(Excerpts from a figure dataset)
---
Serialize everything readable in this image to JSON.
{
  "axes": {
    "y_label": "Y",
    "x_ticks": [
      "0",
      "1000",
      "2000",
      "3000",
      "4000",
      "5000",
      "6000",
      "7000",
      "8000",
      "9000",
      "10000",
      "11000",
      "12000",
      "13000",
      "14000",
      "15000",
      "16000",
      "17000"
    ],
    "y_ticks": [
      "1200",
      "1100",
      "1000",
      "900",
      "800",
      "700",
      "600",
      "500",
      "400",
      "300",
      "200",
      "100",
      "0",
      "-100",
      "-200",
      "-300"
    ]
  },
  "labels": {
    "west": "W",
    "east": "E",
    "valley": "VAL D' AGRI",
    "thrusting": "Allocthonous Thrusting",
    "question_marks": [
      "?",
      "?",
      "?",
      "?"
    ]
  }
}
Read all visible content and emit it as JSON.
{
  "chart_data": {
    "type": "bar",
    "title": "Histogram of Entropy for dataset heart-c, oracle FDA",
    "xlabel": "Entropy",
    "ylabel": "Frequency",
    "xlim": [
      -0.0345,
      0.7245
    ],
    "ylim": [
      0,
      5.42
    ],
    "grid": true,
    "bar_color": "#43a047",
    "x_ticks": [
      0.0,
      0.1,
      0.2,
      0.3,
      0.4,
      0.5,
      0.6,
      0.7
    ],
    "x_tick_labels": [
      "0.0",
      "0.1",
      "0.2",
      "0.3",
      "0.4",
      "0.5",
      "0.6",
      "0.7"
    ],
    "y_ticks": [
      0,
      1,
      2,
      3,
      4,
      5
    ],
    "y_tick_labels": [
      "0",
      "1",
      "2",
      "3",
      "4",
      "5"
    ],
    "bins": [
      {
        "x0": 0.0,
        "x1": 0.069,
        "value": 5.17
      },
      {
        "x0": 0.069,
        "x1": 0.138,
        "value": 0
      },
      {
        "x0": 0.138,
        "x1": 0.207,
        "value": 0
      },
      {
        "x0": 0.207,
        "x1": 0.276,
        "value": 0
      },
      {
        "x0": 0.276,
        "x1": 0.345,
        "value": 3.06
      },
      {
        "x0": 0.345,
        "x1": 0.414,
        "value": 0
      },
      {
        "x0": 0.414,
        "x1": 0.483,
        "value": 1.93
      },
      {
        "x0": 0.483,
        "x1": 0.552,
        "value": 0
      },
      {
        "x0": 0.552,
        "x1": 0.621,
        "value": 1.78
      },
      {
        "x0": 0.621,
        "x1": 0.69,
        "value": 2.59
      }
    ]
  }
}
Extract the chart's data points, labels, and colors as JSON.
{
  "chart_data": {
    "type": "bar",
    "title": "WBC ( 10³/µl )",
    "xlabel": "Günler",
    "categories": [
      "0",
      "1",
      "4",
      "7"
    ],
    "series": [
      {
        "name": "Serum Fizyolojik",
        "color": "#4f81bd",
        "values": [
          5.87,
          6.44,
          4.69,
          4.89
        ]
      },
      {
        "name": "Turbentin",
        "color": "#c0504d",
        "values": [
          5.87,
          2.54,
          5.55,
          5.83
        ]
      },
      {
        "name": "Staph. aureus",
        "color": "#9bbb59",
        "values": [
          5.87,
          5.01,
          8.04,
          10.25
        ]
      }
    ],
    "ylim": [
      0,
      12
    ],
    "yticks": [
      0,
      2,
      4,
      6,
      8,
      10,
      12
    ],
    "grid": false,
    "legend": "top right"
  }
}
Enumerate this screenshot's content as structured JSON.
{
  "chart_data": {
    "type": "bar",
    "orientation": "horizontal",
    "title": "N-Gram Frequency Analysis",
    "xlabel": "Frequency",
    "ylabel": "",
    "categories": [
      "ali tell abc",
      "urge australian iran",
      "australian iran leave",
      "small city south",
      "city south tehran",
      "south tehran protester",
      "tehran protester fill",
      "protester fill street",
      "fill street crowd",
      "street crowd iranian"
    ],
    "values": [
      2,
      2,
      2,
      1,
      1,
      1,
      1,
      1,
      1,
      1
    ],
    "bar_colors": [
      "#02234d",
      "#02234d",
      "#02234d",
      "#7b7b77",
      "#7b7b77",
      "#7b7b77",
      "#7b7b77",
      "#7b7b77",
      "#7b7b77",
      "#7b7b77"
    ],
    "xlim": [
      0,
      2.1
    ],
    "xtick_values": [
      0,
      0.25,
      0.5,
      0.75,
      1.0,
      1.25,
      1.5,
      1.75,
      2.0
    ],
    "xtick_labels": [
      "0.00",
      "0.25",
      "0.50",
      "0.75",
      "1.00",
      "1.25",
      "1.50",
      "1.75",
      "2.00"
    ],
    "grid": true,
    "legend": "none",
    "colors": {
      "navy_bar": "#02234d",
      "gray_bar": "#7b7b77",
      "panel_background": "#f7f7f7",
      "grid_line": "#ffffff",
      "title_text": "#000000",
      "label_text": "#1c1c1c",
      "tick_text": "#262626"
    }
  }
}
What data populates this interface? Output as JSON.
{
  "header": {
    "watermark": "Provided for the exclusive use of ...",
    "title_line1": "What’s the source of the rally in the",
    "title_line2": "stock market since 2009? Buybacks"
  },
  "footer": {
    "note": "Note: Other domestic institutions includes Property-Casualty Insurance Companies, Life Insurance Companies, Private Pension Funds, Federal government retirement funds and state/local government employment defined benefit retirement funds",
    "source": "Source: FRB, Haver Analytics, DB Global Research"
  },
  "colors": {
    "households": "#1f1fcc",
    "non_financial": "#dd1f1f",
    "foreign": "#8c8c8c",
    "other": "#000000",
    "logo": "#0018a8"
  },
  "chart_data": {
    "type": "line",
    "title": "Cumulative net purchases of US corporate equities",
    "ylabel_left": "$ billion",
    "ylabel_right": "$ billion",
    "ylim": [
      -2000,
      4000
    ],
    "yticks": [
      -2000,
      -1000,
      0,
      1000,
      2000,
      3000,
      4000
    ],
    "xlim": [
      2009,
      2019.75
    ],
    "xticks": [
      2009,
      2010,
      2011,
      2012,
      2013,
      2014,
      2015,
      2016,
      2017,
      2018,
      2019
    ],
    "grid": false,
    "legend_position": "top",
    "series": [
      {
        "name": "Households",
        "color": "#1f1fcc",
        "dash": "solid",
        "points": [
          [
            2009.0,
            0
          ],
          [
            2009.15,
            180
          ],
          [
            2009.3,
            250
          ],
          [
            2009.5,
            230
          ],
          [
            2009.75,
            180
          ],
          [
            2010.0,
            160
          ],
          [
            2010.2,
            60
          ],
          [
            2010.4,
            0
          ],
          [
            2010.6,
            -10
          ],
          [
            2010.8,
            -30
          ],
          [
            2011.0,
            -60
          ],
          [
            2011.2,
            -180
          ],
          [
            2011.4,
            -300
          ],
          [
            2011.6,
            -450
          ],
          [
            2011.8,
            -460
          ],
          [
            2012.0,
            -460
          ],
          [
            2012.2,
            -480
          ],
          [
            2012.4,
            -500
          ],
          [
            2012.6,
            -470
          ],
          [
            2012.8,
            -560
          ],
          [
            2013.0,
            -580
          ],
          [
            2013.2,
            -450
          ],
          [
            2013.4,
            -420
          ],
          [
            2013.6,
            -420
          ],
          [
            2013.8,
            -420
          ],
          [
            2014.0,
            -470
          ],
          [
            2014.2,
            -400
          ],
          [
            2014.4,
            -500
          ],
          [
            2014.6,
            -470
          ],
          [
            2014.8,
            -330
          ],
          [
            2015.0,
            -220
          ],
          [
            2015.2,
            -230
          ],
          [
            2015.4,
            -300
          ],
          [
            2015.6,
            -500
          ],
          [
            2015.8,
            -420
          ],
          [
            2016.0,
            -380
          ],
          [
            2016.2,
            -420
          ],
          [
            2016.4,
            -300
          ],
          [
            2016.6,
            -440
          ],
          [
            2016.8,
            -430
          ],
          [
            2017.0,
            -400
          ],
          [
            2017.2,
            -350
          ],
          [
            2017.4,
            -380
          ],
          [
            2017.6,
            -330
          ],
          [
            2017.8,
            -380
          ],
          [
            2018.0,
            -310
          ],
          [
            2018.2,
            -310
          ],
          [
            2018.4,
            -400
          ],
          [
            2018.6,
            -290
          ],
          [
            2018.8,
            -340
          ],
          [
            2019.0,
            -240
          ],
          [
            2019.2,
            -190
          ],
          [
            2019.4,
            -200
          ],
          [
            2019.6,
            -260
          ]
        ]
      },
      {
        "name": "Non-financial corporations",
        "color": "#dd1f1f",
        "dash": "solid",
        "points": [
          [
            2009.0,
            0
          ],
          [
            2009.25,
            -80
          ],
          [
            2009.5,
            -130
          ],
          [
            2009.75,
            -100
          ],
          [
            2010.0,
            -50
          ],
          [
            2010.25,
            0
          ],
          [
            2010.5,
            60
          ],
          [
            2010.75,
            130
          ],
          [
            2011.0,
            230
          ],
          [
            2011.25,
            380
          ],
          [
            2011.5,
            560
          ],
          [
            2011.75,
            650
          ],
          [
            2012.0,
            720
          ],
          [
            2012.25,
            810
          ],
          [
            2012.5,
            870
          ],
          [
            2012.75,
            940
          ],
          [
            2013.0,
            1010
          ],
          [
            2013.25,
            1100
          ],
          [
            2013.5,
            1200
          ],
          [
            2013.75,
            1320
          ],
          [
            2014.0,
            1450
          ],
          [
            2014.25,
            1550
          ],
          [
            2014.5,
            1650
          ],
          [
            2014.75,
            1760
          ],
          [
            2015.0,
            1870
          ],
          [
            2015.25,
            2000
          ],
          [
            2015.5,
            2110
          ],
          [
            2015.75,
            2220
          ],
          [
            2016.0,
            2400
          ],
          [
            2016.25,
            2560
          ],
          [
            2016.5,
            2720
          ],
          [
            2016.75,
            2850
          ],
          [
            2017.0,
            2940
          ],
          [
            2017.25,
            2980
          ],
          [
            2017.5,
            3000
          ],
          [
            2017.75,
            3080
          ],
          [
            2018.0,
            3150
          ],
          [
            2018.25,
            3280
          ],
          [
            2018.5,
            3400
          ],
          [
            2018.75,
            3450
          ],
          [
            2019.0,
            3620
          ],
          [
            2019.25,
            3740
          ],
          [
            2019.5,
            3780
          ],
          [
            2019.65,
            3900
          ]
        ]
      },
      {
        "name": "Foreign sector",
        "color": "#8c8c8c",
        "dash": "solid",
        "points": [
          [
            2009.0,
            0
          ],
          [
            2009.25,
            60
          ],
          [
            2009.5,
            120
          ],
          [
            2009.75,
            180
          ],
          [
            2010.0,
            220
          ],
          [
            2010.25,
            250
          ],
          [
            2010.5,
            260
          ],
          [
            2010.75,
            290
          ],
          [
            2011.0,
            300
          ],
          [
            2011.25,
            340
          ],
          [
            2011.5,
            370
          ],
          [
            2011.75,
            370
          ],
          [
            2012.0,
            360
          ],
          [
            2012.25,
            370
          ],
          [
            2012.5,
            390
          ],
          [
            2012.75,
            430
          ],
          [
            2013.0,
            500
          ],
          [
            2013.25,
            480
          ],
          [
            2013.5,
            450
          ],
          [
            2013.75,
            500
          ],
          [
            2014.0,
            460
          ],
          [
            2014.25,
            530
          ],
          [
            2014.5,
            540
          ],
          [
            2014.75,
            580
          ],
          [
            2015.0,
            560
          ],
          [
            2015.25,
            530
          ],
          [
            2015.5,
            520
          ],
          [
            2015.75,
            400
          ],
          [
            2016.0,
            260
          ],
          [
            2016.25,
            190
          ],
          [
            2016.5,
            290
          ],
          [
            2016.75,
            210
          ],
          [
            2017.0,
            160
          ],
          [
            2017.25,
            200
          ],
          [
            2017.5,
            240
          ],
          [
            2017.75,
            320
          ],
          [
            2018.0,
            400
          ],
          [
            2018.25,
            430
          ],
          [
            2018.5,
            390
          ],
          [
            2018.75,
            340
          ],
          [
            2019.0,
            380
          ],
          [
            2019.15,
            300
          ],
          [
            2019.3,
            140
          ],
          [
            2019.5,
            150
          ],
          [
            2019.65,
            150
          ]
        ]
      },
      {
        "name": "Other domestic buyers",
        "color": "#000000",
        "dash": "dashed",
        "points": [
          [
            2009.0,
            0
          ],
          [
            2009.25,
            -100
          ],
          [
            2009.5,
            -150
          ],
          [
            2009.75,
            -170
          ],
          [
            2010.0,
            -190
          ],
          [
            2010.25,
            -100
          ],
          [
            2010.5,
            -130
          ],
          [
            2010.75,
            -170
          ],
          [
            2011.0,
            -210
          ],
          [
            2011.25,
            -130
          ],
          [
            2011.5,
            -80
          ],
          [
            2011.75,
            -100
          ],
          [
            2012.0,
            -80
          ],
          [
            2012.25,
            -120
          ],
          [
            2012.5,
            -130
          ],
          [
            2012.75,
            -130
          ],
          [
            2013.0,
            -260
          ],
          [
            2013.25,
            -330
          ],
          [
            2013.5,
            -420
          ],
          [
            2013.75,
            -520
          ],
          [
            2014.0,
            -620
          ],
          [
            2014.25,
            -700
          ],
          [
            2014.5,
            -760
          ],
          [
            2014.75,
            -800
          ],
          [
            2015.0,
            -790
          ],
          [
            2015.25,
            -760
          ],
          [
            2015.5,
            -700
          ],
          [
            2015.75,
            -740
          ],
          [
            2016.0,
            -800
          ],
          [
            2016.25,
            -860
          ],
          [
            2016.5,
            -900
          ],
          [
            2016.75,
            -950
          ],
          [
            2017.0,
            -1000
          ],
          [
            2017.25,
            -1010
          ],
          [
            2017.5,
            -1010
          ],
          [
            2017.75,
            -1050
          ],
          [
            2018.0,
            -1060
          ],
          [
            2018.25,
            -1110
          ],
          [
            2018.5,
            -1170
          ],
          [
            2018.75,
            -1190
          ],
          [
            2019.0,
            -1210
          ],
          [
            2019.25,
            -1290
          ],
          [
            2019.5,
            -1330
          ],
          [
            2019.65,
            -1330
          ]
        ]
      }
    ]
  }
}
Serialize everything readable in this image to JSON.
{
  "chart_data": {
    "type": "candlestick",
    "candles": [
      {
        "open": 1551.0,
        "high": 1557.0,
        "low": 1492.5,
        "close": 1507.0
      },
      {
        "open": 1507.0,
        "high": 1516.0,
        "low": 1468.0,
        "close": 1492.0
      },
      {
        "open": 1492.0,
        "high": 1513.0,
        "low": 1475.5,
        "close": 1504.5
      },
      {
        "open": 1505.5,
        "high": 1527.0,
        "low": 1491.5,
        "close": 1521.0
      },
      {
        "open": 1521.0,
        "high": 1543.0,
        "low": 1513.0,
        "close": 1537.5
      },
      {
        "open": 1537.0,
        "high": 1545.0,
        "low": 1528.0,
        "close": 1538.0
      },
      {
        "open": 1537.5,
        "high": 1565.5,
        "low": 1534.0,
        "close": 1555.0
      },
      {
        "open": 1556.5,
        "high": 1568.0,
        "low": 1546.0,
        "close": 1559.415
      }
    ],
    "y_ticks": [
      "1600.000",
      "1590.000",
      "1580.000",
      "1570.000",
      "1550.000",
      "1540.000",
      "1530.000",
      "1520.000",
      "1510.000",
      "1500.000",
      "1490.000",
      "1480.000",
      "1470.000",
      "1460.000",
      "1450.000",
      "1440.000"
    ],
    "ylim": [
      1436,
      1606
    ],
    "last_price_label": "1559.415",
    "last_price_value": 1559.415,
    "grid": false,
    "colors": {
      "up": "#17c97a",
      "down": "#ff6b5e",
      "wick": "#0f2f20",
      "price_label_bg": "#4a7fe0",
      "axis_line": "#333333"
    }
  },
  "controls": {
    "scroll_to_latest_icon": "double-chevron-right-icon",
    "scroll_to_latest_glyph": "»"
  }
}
---
Check each line above for the string "What" and show the ones that have it.

# [ANSWER TO THIS EXERCISE]
What data populates this interface? Output as JSON.
    "title_line1": "What’s the source of the rally in the",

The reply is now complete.